--- GIVEN EXERCISE ---
For the entries that follow, state how many lines include the word "JSON", giving the number and nothing else.

--- RECORDS SUPPLIED ---
**********
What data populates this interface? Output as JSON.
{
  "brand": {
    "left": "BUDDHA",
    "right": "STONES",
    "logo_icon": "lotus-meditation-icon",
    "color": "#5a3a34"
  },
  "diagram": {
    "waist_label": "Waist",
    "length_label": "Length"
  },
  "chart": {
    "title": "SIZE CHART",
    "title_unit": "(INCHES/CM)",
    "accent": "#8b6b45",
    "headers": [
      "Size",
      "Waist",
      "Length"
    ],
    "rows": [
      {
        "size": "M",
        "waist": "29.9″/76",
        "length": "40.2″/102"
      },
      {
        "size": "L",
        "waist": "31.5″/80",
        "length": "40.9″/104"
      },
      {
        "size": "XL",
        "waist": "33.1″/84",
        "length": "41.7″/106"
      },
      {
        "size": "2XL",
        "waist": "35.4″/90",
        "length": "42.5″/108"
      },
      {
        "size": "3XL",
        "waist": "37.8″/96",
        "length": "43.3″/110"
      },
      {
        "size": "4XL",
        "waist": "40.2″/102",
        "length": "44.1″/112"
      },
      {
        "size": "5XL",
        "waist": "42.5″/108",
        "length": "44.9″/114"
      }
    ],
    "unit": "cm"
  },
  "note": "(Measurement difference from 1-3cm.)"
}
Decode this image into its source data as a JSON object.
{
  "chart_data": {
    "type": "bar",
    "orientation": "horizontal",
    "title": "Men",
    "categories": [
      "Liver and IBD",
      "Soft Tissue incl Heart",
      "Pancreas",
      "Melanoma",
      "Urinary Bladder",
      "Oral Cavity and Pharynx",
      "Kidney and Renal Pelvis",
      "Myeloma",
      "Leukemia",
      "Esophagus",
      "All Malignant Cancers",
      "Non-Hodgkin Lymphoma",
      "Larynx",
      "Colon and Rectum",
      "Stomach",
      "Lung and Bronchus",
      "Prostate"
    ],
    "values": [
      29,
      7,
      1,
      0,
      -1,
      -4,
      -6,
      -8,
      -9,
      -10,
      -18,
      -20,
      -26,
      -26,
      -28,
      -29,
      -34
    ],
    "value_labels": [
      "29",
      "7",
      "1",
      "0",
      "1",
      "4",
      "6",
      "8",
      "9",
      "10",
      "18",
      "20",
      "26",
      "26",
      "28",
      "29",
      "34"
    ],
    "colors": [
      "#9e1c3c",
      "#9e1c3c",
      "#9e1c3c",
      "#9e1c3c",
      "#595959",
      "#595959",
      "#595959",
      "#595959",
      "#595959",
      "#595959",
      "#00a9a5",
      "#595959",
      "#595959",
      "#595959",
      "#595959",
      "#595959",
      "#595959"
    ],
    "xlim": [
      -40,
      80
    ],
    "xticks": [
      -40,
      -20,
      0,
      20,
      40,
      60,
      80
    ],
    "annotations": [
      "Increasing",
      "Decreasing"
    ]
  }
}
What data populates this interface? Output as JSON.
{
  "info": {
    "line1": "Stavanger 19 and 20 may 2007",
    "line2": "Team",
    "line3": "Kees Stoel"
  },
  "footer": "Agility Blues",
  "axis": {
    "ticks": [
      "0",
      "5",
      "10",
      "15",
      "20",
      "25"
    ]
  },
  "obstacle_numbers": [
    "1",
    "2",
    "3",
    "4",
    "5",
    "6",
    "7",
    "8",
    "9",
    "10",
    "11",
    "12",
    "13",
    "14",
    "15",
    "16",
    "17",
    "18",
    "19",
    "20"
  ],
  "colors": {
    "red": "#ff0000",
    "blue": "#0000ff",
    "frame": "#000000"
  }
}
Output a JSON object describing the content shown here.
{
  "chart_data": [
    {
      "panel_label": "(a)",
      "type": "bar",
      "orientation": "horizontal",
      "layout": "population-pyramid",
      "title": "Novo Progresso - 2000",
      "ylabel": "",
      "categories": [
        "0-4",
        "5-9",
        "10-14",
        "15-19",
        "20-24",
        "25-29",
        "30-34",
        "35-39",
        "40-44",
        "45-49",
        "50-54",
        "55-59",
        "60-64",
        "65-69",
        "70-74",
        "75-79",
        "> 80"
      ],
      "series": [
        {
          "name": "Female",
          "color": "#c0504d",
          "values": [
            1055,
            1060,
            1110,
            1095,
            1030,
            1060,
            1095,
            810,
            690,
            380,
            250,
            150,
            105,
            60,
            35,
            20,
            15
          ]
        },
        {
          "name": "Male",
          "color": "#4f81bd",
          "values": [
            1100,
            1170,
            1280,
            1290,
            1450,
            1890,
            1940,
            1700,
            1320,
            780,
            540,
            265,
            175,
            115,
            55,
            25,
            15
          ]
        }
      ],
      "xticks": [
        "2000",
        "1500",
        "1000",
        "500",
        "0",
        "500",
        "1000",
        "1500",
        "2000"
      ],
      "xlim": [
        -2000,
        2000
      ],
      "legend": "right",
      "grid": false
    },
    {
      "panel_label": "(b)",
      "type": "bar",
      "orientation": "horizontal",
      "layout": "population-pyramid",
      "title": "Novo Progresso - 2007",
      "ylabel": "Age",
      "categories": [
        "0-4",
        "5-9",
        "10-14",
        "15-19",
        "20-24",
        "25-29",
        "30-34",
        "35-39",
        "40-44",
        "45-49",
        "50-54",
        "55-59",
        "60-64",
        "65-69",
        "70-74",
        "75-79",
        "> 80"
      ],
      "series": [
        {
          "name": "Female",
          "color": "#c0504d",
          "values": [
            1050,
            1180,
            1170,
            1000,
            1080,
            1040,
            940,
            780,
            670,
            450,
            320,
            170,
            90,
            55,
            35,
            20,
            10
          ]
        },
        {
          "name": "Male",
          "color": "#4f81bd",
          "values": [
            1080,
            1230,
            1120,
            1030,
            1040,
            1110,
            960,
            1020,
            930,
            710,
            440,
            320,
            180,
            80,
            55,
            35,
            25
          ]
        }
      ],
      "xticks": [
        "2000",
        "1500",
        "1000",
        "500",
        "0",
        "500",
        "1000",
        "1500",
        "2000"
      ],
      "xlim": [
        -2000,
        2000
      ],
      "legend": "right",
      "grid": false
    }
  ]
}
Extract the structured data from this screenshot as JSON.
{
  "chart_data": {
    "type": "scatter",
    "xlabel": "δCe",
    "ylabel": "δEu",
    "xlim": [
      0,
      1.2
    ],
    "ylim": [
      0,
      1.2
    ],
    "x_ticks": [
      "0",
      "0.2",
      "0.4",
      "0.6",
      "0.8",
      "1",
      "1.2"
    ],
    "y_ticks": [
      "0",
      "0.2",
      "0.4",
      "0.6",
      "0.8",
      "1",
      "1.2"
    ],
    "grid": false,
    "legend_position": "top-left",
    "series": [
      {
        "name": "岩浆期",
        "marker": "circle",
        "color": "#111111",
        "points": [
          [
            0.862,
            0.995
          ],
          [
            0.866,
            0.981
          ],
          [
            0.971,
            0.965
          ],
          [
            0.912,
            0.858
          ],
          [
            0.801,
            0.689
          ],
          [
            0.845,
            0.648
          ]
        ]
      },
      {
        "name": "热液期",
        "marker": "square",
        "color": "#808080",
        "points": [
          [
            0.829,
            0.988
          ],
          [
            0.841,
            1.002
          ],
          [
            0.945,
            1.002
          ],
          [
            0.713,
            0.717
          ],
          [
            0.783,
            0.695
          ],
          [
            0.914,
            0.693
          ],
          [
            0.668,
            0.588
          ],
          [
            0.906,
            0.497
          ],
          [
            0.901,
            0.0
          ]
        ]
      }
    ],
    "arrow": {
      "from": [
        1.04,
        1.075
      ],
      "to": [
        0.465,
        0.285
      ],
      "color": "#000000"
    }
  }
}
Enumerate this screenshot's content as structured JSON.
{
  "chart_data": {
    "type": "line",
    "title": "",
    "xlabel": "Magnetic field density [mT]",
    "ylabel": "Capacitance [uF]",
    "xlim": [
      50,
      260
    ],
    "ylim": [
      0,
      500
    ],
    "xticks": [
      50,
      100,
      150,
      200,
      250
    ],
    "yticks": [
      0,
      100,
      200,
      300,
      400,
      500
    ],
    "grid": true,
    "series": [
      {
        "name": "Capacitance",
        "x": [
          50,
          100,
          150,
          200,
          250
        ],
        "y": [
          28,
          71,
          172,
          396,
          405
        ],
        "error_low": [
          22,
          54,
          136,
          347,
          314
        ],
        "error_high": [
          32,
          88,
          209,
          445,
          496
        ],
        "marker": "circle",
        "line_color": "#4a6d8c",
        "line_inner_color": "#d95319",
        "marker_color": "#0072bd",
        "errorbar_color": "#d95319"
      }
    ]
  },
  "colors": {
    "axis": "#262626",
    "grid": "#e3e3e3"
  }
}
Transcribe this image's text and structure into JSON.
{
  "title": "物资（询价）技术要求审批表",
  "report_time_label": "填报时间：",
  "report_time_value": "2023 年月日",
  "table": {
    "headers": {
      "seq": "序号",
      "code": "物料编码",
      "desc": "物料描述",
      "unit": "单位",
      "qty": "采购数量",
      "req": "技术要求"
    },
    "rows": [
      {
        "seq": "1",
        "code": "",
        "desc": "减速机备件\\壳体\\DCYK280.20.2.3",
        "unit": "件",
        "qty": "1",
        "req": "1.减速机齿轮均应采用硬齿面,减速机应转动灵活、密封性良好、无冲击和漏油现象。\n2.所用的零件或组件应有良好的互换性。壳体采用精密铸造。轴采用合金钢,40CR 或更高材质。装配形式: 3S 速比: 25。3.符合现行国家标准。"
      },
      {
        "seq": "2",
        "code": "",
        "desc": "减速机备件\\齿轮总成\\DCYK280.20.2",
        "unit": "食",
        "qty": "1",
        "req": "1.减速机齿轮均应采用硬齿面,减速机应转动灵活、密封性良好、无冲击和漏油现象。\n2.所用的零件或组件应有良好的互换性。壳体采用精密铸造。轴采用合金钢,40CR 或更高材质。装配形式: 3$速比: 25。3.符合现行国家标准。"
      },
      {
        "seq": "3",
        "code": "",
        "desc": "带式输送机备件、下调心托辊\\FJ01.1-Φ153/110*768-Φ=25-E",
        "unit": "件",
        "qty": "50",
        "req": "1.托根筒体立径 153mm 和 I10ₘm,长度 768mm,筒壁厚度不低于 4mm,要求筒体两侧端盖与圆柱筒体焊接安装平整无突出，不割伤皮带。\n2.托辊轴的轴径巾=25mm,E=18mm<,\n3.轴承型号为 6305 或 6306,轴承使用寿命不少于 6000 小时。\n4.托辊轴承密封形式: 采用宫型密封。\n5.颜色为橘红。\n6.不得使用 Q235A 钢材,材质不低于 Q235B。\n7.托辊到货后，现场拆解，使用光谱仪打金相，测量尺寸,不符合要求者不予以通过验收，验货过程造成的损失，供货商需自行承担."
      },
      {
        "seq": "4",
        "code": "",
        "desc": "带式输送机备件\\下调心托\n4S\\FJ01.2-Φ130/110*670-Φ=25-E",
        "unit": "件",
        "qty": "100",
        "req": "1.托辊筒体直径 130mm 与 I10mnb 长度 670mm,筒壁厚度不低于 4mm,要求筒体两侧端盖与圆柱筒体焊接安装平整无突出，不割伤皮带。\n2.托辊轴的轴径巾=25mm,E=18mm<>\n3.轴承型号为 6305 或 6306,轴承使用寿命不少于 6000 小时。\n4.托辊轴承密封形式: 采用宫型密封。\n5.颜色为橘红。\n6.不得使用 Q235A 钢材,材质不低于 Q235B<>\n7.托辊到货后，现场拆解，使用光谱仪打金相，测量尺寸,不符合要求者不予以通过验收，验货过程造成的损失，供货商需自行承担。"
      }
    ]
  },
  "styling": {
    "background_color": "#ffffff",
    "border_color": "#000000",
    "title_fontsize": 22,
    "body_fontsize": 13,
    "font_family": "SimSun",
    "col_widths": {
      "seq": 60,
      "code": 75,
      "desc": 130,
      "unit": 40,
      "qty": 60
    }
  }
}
**********
--- EXERCISE SOLUTION ---
7